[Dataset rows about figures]
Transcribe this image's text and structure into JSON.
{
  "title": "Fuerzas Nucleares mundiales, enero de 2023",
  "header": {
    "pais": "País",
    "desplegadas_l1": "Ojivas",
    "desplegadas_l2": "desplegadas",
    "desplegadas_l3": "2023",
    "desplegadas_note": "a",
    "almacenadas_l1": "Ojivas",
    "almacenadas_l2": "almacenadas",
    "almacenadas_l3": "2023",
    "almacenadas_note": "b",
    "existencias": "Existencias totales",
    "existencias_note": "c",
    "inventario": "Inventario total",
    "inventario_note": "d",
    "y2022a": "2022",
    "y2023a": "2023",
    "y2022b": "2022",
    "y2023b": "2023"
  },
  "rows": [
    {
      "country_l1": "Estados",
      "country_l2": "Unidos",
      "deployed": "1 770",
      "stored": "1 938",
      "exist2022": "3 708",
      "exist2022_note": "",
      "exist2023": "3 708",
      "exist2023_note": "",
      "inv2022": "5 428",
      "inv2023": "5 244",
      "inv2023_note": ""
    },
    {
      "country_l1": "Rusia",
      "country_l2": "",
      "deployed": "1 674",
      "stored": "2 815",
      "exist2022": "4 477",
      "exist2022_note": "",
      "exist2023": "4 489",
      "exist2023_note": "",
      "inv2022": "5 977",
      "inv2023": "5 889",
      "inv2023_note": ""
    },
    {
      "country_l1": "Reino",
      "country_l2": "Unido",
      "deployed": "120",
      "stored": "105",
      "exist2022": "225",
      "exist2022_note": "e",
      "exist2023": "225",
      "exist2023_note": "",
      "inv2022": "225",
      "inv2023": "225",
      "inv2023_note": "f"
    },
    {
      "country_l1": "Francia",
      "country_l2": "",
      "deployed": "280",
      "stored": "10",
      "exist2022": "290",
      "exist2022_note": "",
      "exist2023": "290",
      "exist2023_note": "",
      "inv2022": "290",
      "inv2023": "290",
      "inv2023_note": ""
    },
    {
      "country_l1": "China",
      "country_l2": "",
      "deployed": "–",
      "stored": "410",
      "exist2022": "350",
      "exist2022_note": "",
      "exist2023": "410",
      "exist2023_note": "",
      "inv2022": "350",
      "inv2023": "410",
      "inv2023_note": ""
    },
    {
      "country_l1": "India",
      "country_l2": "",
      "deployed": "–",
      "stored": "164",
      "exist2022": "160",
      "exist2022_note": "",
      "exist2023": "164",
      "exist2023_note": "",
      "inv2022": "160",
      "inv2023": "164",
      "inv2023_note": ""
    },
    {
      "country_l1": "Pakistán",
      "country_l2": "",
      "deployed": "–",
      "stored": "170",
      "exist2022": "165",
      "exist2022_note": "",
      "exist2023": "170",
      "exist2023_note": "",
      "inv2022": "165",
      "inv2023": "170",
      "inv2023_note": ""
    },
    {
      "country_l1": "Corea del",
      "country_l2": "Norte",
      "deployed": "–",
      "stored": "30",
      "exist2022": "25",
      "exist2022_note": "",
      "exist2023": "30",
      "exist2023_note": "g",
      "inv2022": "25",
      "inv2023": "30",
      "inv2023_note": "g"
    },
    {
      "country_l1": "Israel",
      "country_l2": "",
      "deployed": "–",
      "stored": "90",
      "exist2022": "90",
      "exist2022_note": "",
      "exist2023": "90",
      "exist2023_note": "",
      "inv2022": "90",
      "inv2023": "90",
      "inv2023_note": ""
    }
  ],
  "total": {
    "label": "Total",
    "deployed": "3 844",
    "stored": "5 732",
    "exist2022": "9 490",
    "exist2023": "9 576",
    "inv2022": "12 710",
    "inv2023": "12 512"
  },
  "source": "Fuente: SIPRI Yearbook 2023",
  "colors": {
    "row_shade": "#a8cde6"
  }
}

» AIM:
Transcribe the whole listing with nothing added or left out.

» EXERCISE RESPONSE:
Transcribe this image's text and structure into JSON.
{
  "title": "Fuerzas Nucleares mundiales, enero de 2023",
  "header": {
    "pais": "País",
    "desplegadas_l1": "Ojivas",
    "desplegadas_l2": "desplegadas",
    "desplegadas_l3": "2023",
    "desplegadas_note": "a",
    "almacenadas_l1": "Ojivas",
    "almacenadas_l2": "almacenadas",
    "almacenadas_l3": "2023",
    "almacenadas_note": "b",
    "existencias": "Existencias totales",
    "existencias_note": "c",
    "inventario": "Inventario total",
    "inventario_note": "d",
    "y2022a": "2022",
    "y2023a": "2023",
    "y2022b": "2022",
    "y2023b": "2023"
  },
  "rows": [
    {
      "country_l1": "Estados",
      "country_l2": "Unidos",
      "deployed": "1 770",
      "stored": "1 938",
      "exist2022": "3 708",
      "exist2022_note": "",
      "exist2023": "3 708",
      "exist2023_note": "",
      "inv2022": "5 428",
      "inv2023": "5 244",
      "inv2023_note": ""
    },
    {
      "country_l1": "Rusia",
      "country_l2": "",
      "deployed": "1 674",
      "stored": "2 815",
      "exist2022": "4 477",
      "exist2022_note": "",
      "exist2023": "4 489",
      "exist2023_note": "",
      "inv2022": "5 977",
      "inv2023": "5 889",
      "inv2023_note": ""
    },
    {
      "country_l1": "Reino",
      "country_l2": "Unido",
      "deployed": "120",
      "stored": "105",
      "exist2022": "225",
      "exist2022_note": "e",
      "exist2023": "225",
      "exist2023_note": "",
      "inv2022": "225",
      "inv2023": "225",
      "inv2023_note": "f"
    },
    {
      "country_l1": "Francia",
      "country_l2": "",
      "deployed": "280",
      "stored": "10",
      "exist2022": "290",
      "exist2022_note": "",
      "exist2023": "290",
      "exist2023_note": "",
      "inv2022": "290",
      "inv2023": "290",
      "inv2023_note": ""
    },
    {
      "country_l1": "China",
      "country_l2": "",
      "deployed": "–",
      "stored": "410",
      "exist2022": "350",
      "exist2022_note": "",
      "exist2023": "410",
      "exist2023_note": "",
      "inv2022": "350",
      "inv2023": "410",
      "inv2023_note": ""
    },
    {
      "country_l1": "India",
      "country_l2": "",
      "deployed": "–",
      "stored": "164",
      "exist2022": "160",
      "exist2022_note": "",
      "exist2023": "164",
      "exist2023_note": "",
      "inv2022": "160",
      "inv2023": "164",
      "inv2023_note": ""
    },
    {
      "country_l1": "Pakistán",
      "country_l2": "",
      "deployed": "–",
      "stored": "170",
      "exist2022": "165",
      "exist2022_note": "",
      "exist2023": "170",
      "exist2023_note": "",
      "inv2022": "165",
      "inv2023": "170",
      "inv2023_note": ""
    },
    {
      "country_l1": "Corea del",
      "country_l2": "Norte",
      "deployed": "–",
      "stored": "30",
      "exist2022": "25",
      "exist2022_note": "",
      "exist2023": "30",
      "exist2023_note": "g",
      "inv2022": "25",
      "inv2023": "30",
      "inv2023_note": "g"
    },
    {
      "country_l1": "Israel",
      "country_l2": "",
      "deployed": "–",
      "stored": "90",
      "exist2022": "90",
      "exist2022_note": "",
      "exist2023": "90",
      "exist2023_note": "",
      "inv2022": "90",
      "inv2023": "90",
      "inv2023_note": ""
    }
  ],
  "total": {
    "label": "Total",
    "deployed": "3 844",
    "stored": "5 732",
    "exist2022": "9 490",
    "exist2023": "9 576",
    "inv2022": "12 710",
    "inv2023": "12 512"
  },
  "source": "Fuente: SIPRI Yearbook 2023",
  "colors": {
    "row_shade": "#a8cde6"
  }
}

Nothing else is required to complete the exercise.